> **INSTRUCTIONS FOR THE TASK**
Single out the lines that include the word "โรงแรมท". Copy them.

Dataset entries
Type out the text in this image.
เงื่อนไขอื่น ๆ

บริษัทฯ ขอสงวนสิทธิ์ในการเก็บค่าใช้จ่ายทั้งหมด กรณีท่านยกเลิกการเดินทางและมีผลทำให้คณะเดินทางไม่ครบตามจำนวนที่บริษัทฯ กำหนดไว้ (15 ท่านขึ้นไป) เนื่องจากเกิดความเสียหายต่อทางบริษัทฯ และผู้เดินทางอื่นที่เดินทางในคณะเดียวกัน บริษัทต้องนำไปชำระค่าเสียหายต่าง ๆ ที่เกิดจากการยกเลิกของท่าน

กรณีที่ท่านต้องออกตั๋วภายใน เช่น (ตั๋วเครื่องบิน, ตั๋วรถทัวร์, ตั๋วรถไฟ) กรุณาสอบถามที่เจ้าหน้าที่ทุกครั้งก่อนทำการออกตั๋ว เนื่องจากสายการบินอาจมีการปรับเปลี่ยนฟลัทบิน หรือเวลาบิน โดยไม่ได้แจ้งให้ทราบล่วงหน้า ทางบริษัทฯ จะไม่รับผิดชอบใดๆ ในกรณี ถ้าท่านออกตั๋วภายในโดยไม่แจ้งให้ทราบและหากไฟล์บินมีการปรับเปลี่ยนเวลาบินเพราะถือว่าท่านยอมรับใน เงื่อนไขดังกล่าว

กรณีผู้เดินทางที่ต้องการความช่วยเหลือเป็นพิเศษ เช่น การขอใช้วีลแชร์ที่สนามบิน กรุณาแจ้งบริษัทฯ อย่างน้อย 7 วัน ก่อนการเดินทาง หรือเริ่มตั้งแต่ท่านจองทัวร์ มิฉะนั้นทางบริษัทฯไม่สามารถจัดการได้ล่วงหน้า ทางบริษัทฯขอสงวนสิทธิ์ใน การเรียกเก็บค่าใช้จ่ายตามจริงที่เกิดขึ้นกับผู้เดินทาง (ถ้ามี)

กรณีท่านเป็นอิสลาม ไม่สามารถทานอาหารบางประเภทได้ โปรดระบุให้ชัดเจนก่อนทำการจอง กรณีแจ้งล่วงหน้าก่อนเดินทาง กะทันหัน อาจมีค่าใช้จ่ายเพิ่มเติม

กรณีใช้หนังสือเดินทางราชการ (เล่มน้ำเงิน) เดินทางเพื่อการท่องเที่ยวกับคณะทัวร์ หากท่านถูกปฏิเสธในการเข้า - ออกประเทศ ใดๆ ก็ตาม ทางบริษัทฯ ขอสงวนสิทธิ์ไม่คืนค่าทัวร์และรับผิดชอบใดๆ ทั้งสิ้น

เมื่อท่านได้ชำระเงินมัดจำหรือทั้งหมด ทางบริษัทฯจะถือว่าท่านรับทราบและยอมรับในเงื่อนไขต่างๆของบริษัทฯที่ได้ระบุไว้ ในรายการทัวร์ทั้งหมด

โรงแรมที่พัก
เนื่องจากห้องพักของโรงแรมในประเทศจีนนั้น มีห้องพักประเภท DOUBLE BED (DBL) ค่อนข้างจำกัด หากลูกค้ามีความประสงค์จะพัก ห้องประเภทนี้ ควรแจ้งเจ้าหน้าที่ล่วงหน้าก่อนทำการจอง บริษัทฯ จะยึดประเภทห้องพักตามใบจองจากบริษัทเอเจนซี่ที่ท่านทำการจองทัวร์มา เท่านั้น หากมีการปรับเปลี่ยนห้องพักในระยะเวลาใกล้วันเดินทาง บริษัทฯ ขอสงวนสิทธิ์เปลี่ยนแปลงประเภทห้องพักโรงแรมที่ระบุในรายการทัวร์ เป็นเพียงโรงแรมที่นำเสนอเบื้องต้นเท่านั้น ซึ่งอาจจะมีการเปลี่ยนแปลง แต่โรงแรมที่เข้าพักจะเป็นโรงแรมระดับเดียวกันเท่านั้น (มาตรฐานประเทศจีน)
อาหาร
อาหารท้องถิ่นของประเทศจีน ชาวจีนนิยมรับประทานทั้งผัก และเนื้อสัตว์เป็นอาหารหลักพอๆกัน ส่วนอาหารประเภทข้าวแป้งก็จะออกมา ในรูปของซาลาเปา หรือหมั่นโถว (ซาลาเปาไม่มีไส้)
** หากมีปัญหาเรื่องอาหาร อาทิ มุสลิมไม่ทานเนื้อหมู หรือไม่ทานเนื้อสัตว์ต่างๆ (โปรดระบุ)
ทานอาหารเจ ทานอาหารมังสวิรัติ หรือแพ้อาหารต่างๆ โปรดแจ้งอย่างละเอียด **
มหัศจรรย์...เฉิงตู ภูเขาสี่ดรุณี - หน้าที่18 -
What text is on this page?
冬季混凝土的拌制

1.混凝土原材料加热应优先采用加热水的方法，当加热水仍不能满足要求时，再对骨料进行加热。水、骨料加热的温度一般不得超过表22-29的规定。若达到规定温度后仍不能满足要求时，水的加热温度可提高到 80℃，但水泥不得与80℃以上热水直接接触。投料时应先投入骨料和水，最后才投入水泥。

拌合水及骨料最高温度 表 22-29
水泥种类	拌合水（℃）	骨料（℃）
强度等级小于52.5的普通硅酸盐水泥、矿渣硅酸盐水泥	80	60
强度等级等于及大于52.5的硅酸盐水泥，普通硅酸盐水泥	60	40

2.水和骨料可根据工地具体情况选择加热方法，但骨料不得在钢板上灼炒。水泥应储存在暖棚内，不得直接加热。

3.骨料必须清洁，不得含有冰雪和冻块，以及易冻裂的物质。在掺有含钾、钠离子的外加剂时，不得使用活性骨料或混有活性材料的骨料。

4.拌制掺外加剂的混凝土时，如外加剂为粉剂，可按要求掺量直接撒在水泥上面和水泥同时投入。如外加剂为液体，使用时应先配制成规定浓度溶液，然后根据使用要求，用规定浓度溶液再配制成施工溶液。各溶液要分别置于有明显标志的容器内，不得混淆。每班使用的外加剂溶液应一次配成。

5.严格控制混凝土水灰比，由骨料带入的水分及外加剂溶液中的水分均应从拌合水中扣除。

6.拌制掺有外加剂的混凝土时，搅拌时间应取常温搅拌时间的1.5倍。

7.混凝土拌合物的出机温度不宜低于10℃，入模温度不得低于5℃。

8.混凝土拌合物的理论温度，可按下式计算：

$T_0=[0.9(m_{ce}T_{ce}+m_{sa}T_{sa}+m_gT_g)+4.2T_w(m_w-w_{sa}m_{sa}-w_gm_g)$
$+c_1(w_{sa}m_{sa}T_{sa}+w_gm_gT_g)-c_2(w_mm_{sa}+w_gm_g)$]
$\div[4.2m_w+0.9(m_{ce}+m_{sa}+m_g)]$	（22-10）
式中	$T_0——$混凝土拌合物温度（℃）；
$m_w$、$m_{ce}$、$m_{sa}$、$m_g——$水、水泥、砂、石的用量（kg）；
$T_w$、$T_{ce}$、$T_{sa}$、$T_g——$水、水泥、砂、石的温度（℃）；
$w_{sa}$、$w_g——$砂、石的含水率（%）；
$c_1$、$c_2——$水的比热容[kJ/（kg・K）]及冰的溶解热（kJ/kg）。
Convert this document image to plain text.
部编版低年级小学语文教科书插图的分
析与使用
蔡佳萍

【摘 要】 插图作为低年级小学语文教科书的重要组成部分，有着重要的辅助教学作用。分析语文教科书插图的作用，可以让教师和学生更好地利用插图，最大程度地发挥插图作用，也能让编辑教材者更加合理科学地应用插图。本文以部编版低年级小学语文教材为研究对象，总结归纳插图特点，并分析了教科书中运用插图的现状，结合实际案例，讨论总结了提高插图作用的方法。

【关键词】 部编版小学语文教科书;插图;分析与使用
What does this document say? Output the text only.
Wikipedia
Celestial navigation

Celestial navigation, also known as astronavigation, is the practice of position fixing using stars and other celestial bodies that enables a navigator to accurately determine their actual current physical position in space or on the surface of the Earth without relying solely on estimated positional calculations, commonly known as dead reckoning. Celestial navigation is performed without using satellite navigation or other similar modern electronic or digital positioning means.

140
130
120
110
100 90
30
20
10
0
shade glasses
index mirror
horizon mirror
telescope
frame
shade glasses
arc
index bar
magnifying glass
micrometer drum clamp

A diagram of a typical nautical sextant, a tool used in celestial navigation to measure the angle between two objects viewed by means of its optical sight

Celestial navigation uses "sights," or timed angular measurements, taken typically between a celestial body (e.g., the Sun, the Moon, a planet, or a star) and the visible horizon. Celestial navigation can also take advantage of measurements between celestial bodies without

> **ANSWER FOR THIS EXERCISE**
โรงแรมที่พัก
เนื่องจากห้องพักของโรงแรมในประเทศจีนนั้น มีห้องพักประเภท DOUBLE BED (DBL) ค่อนข้างจำกัด หากลูกค้ามีความประสงค์จะพัก ห้องประเภทนี้ ควรแจ้งเจ้าหน้าที่ล่วงหน้าก่อนทำการจอง บริษัทฯ จะยึดประเภทห้องพักตามใบจองจากบริษัทเอเจนซี่ที่ท่านทำการจองทัวร์มา เท่านั้น หากมีการปรับเปลี่ยนห้องพักในระยะเวลาใกล้วันเดินทาง บริษัทฯ ขอสงวนสิทธิ์เปลี่ยนแปลงประเภทห้องพักโรงแรมที่ระบุในรายการทัวร์ เป็นเพียงโรงแรมที่นำเสนอเบื้องต้นเท่านั้น ซึ่งอาจจะมีการเปลี่ยนแปลง แต่โรงแรมที่เข้าพักจะเป็นโรงแรมระดับเดียวกันเท่านั้น (มาตรฐานประเทศจีน)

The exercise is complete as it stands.